Print all entries precisely as they are written.

* **DATA PROVIDED**:
--------------------

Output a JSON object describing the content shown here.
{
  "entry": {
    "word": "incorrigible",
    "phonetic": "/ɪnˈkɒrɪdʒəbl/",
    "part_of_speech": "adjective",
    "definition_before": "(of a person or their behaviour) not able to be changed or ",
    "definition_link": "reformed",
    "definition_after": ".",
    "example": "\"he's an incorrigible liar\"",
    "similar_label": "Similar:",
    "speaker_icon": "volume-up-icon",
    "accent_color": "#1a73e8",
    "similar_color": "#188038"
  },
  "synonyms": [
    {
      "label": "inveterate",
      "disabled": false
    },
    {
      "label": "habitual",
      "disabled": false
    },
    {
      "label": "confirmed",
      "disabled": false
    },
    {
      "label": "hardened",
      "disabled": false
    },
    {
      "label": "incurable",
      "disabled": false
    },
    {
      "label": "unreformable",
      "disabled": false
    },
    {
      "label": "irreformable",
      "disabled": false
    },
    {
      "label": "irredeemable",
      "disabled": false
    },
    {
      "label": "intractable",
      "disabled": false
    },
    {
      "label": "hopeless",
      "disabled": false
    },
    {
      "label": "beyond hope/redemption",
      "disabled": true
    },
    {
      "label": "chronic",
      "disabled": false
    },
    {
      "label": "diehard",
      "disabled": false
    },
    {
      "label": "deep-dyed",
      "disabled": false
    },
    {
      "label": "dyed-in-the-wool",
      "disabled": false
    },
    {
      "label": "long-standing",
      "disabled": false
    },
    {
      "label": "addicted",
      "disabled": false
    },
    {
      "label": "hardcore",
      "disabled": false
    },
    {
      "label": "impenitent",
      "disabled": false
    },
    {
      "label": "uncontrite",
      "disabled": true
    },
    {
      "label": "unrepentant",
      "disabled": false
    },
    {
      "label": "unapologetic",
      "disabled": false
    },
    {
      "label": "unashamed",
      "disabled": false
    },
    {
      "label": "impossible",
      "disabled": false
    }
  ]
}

--------------------

* **EXERCISE RESULT**:
Output a JSON object describing the content shown here.
{
  "entry": {
    "word": "incorrigible",
    "phonetic": "/ɪnˈkɒrɪdʒəbl/",
    "part_of_speech": "adjective",
    "definition_before": "(of a person or their behaviour) not able to be changed or ",
    "definition_link": "reformed",
    "definition_after": ".",
    "example": "\"he's an incorrigible liar\"",
    "similar_label": "Similar:",
    "speaker_icon": "volume-up-icon",
    "accent_color": "#1a73e8",
    "similar_color": "#188038"
  },
  "synonyms": [
    {
      "label": "inveterate",
      "disabled": false
    },
    {
      "label": "habitual",
      "disabled": false
    },
    {
      "label": "confirmed",
      "disabled": false
    },
    {
      "label": "hardened",
      "disabled": false
    },
    {
      "label": "incurable",
      "disabled": false
    },
    {
      "label": "unreformable",
      "disabled": false
    },
    {
      "label": "irreformable",
      "disabled": false
    },
    {
      "label": "irredeemable",
      "disabled": false
    },
    {
      "label": "intractable",
      "disabled": false
    },
    {
      "label": "hopeless",
      "disabled": false
    },
    {
      "label": "beyond hope/redemption",
      "disabled": true
    },
    {
      "label": "chronic",
      "disabled": false
    },
    {
      "label": "diehard",
      "disabled": false
    },
    {
      "label": "deep-dyed",
      "disabled": false
    },
    {
      "label": "dyed-in-the-wool",
      "disabled": false
    },
    {
      "label": "long-standing",
      "disabled": false
    },
    {
      "label": "addicted",
      "disabled": false
    },
    {
      "label": "hardcore",
      "disabled": false
    },
    {
      "label": "impenitent",
      "disabled": false
    },
    {
      "label": "uncontrite",
      "disabled": true
    },
    {
      "label": "unrepentant",
      "disabled": false
    },
    {
      "label": "unapologetic",
      "disabled": false
    },
    {
      "label": "unashamed",
      "disabled": false
    },
    {
      "label": "impossible",
      "disabled": false
    }
  ]
}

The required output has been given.